___ Extracted material

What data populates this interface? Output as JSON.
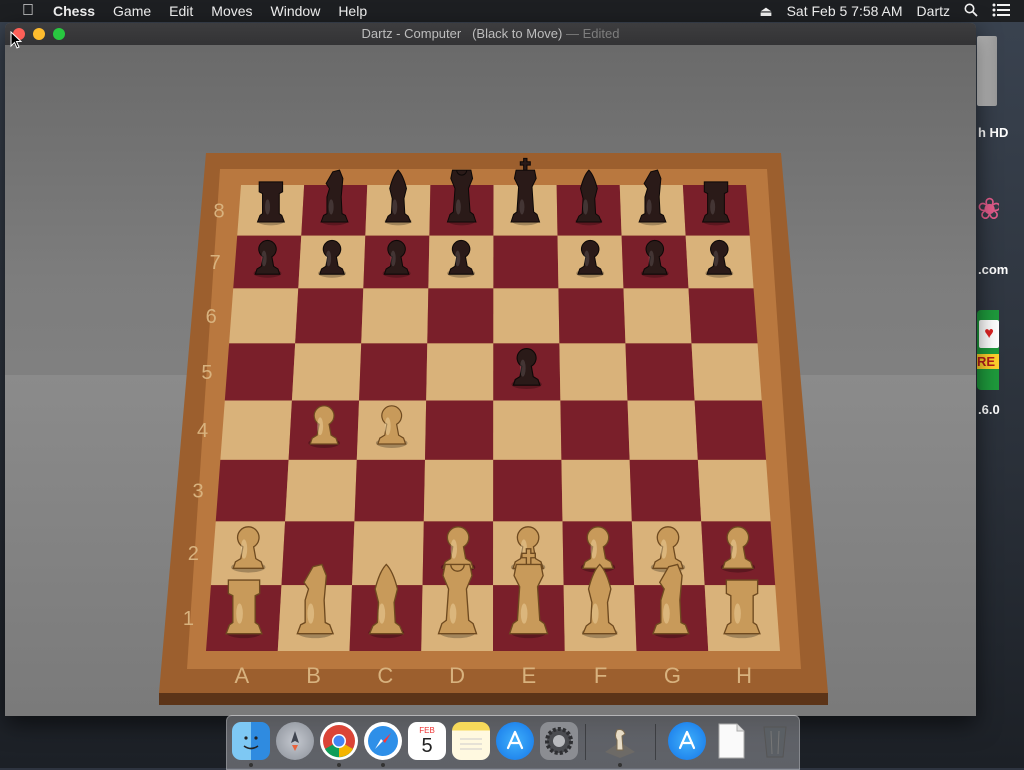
{
  "menubar": {
    "app_name": "Chess",
    "menus": [
      "Game",
      "Edit",
      "Moves",
      "Window",
      "Help"
    ],
    "datetime": "Sat Feb 5  7:58 AM",
    "user": "Dartz"
  },
  "desktop_icons": {
    "hd_label": "h HD",
    "com_label": ".com",
    "re_label": "RE",
    "version_label": ".6.0"
  },
  "window": {
    "title": "Dartz - Computer",
    "status": "(Black to Move)",
    "edited": "— Edited"
  },
  "board": {
    "files": [
      "A",
      "B",
      "C",
      "D",
      "E",
      "F",
      "G",
      "H"
    ],
    "ranks": [
      "8",
      "7",
      "6",
      "5",
      "4",
      "3",
      "2",
      "1"
    ],
    "light_square": "#d9b27a",
    "dark_square": "#7a1f2a",
    "frame_color": "#9c5f2e",
    "white_piece": "#c89a5a",
    "black_piece": "#2a1a18",
    "pieces": [
      {
        "square": "a8",
        "piece": "rook",
        "color": "black"
      },
      {
        "square": "b8",
        "piece": "knight",
        "color": "black"
      },
      {
        "square": "c8",
        "piece": "bishop",
        "color": "black"
      },
      {
        "square": "d8",
        "piece": "queen",
        "color": "black"
      },
      {
        "square": "e8",
        "piece": "king",
        "color": "black"
      },
      {
        "square": "f8",
        "piece": "bishop",
        "color": "black"
      },
      {
        "square": "g8",
        "piece": "knight",
        "color": "black"
      },
      {
        "square": "h8",
        "piece": "rook",
        "color": "black"
      },
      {
        "square": "a7",
        "piece": "pawn",
        "color": "black"
      },
      {
        "square": "b7",
        "piece": "pawn",
        "color": "black"
      },
      {
        "square": "c7",
        "piece": "pawn",
        "color": "black"
      },
      {
        "square": "d7",
        "piece": "pawn",
        "color": "black"
      },
      {
        "square": "f7",
        "piece": "pawn",
        "color": "black"
      },
      {
        "square": "g7",
        "piece": "pawn",
        "color": "black"
      },
      {
        "square": "h7",
        "piece": "pawn",
        "color": "black"
      },
      {
        "square": "e5",
        "piece": "pawn",
        "color": "black"
      },
      {
        "square": "b4",
        "piece": "pawn",
        "color": "white"
      },
      {
        "square": "c4",
        "piece": "pawn",
        "color": "white"
      },
      {
        "square": "a2",
        "piece": "pawn",
        "color": "white"
      },
      {
        "square": "d2",
        "piece": "pawn",
        "color": "white"
      },
      {
        "square": "e2",
        "piece": "pawn",
        "color": "white"
      },
      {
        "square": "f2",
        "piece": "pawn",
        "color": "white"
      },
      {
        "square": "g2",
        "piece": "pawn",
        "color": "white"
      },
      {
        "square": "h2",
        "piece": "pawn",
        "color": "white"
      },
      {
        "square": "a1",
        "piece": "rook",
        "color": "white"
      },
      {
        "square": "b1",
        "piece": "knight",
        "color": "white"
      },
      {
        "square": "c1",
        "piece": "bishop",
        "color": "white"
      },
      {
        "square": "d1",
        "piece": "queen",
        "color": "white"
      },
      {
        "square": "e1",
        "piece": "king",
        "color": "white"
      },
      {
        "square": "f1",
        "piece": "bishop",
        "color": "white"
      },
      {
        "square": "g1",
        "piece": "knight",
        "color": "white"
      },
      {
        "square": "h1",
        "piece": "rook",
        "color": "white"
      }
    ]
  },
  "dock": {
    "items": [
      {
        "icon": "finder-icon"
      },
      {
        "icon": "launchpad-icon"
      },
      {
        "icon": "chrome-icon"
      },
      {
        "icon": "safari-icon"
      },
      {
        "icon": "calendar-icon",
        "month": "FEB",
        "day": "5"
      },
      {
        "icon": "notes-icon"
      },
      {
        "icon": "app-store-icon"
      },
      {
        "icon": "system-preferences-icon"
      },
      {
        "icon": "chess-app-icon"
      },
      {
        "icon": "app-store-downloads-icon"
      },
      {
        "icon": "document-icon"
      },
      {
        "icon": "trash-icon"
      }
    ]
  }
}
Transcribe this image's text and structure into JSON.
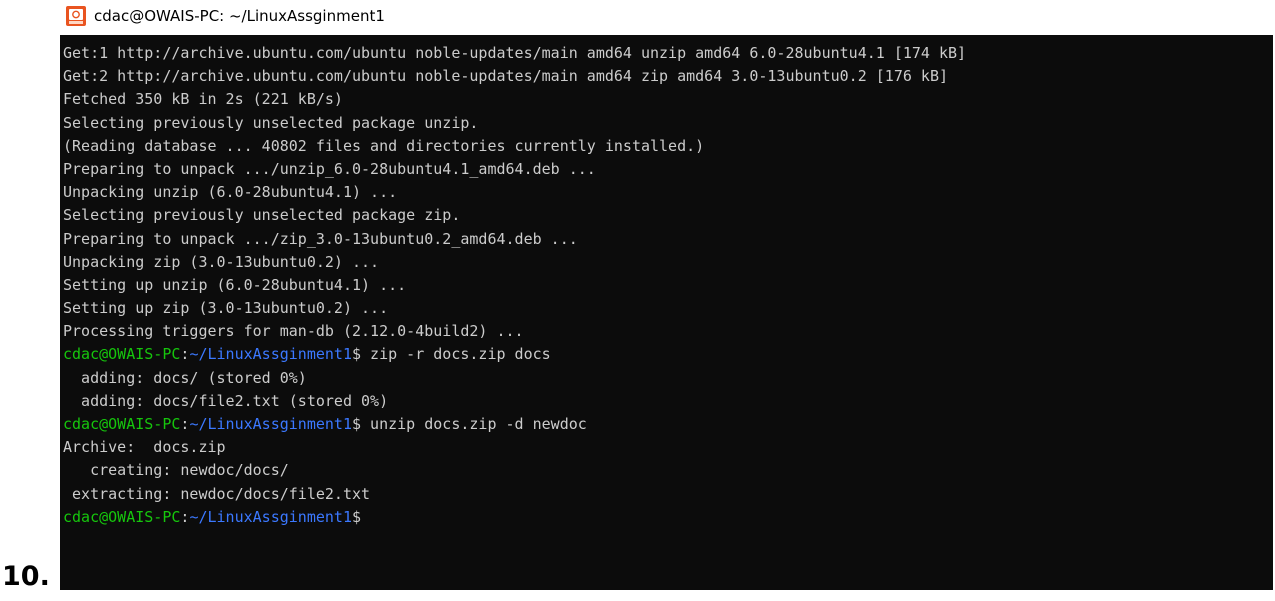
{
  "window": {
    "title": "cdac@OWAIS-PC: ~/LinuxAssginment1",
    "icon": "ubuntu-terminal-icon"
  },
  "terminal": {
    "output": [
      "Get:1 http://archive.ubuntu.com/ubuntu noble-updates/main amd64 unzip amd64 6.0-28ubuntu4.1 [174 kB]",
      "Get:2 http://archive.ubuntu.com/ubuntu noble-updates/main amd64 zip amd64 3.0-13ubuntu0.2 [176 kB]",
      "Fetched 350 kB in 2s (221 kB/s)",
      "Selecting previously unselected package unzip.",
      "(Reading database ... 40802 files and directories currently installed.)",
      "Preparing to unpack .../unzip_6.0-28ubuntu4.1_amd64.deb ...",
      "Unpacking unzip (6.0-28ubuntu4.1) ...",
      "Selecting previously unselected package zip.",
      "Preparing to unpack .../zip_3.0-13ubuntu0.2_amd64.deb ...",
      "Unpacking zip (3.0-13ubuntu0.2) ...",
      "Setting up unzip (6.0-28ubuntu4.1) ...",
      "Setting up zip (3.0-13ubuntu0.2) ...",
      "Processing triggers for man-db (2.12.0-4build2) ..."
    ],
    "prompt": {
      "user_host": "cdac@OWAIS-PC",
      "separator": ":",
      "path": "~/LinuxAssginment1",
      "symbol": "$"
    },
    "command1": " zip -r docs.zip docs",
    "command1_output": [
      "  adding: docs/ (stored 0%)",
      "  adding: docs/file2.txt (stored 0%)"
    ],
    "command2": " unzip docs.zip -d newdoc",
    "command2_output": [
      "Archive:  docs.zip",
      "   creating: newdoc/docs/",
      " extracting: newdoc/docs/file2.txt"
    ],
    "colors": {
      "background": "#0c0c0c",
      "text": "#cccccc",
      "prompt_user": "#16c60c",
      "prompt_path": "#3b78ff"
    }
  },
  "document": {
    "step_number": "10."
  }
}
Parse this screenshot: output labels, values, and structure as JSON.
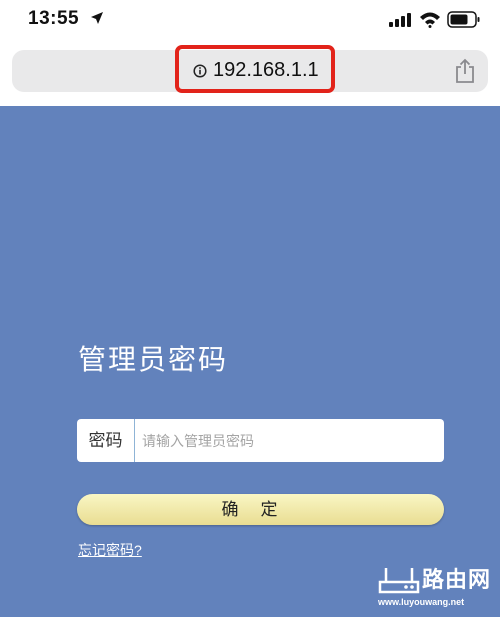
{
  "status_bar": {
    "time": "13:55"
  },
  "browser": {
    "url": "192.168.1.1"
  },
  "login": {
    "title": "管理员密码",
    "password_label": "密码",
    "password_placeholder": "请输入管理员密码",
    "password_value": "",
    "confirm_label": "确定",
    "forgot_link": "忘记密码?"
  },
  "watermark": {
    "brand_cn": "路由网",
    "domain": "www.luyouwang.net"
  },
  "colors": {
    "page_background": "#6282bc",
    "highlight": "#e2231a",
    "button": "#f3eeb0"
  }
}
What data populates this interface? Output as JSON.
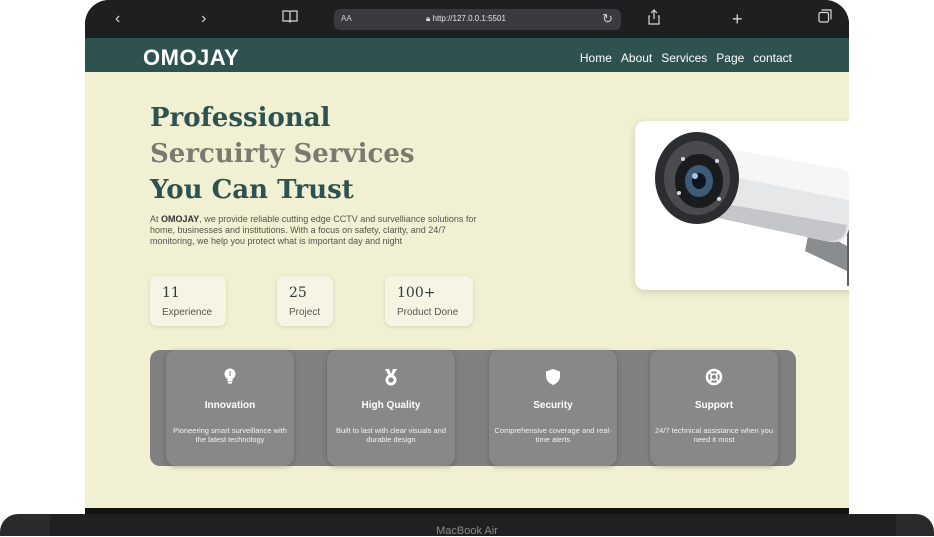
{
  "browser": {
    "text_size_label": "AA",
    "url": "http://127.0.0.1:5501",
    "icons": [
      "chevron-left-icon",
      "chevron-right-icon",
      "book-icon",
      "lock-icon",
      "reload-icon",
      "share-icon",
      "plus-icon",
      "tabs-icon"
    ]
  },
  "site": {
    "logo": "OMOJAY",
    "nav": [
      "Home",
      "About",
      "Services",
      "Page",
      "contact"
    ],
    "hero": {
      "title_line1": "Professional",
      "title_line2": "Sercuirty Services",
      "title_line3": "You Can Trust",
      "desc_brand": "OMOJAY",
      "desc_prefix": "At ",
      "desc_rest": ", we provide reliable cutting edge CCTV and survelliance solutions for home, businesses and institutions. With a focus on safety, clarity, and 24/7 monitoring, we help you protect what is important day and night"
    },
    "stats": [
      {
        "value": "11",
        "label": "Experience"
      },
      {
        "value": "25",
        "label": "Project"
      },
      {
        "value": "100+",
        "label": "Product Done"
      }
    ],
    "features": [
      {
        "icon": "lightbulb-icon",
        "title": "Innovation",
        "desc": "Pioneering smart surveillance with the latest technology"
      },
      {
        "icon": "medal-icon",
        "title": "High Quality",
        "desc": "Built to last with clear visuals and durable design"
      },
      {
        "icon": "shield-icon",
        "title": "Security",
        "desc": "Comprehensive coverage and real-time alerts"
      },
      {
        "icon": "lifebuoy-icon",
        "title": "Support",
        "desc": "24/7 technical assistance when you need it most"
      }
    ]
  },
  "device": {
    "label": "MacBook Air"
  },
  "colors": {
    "nav": "#2e5250",
    "page_bg": "#f1f0d2",
    "feature_band": "#808080",
    "feature_card": "#888888"
  }
}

______

Return every line of the preceding records in which the word "stored" appears.

      "  adding: docs/ (stored 0%)",
      "  adding: docs/file2.txt (stored 0%)"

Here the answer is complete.